* STATED PROBLEM:
Reproduce all entries word for word.

:: SOURCE MATERIAL ::

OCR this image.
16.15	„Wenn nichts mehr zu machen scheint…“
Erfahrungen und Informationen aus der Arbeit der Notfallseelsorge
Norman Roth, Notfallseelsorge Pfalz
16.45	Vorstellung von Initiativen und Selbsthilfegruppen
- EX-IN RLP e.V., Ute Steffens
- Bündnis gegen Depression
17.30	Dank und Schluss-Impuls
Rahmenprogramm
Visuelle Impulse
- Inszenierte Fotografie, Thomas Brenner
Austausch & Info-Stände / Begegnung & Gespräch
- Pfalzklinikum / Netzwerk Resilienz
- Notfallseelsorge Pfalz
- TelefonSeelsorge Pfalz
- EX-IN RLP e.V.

:::

* FULL ANSWER:
OCR this image.
16.15	„Wenn nichts mehr zu machen scheint…“
Erfahrungen und Informationen aus der Arbeit der Notfallseelsorge
Norman Roth, Notfallseelsorge Pfalz
16.45	Vorstellung von Initiativen und Selbsthilfegruppen
- EX-IN RLP e.V., Ute Steffens
- Bündnis gegen Depression
17.30	Dank und Schluss-Impuls
Rahmenprogramm
Visuelle Impulse
- Inszenierte Fotografie, Thomas Brenner
Austausch & Info-Stände / Begegnung & Gespräch
- Pfalzklinikum / Netzwerk Resilienz
- Notfallseelsorge Pfalz
- TelefonSeelsorge Pfalz
- EX-IN RLP e.V.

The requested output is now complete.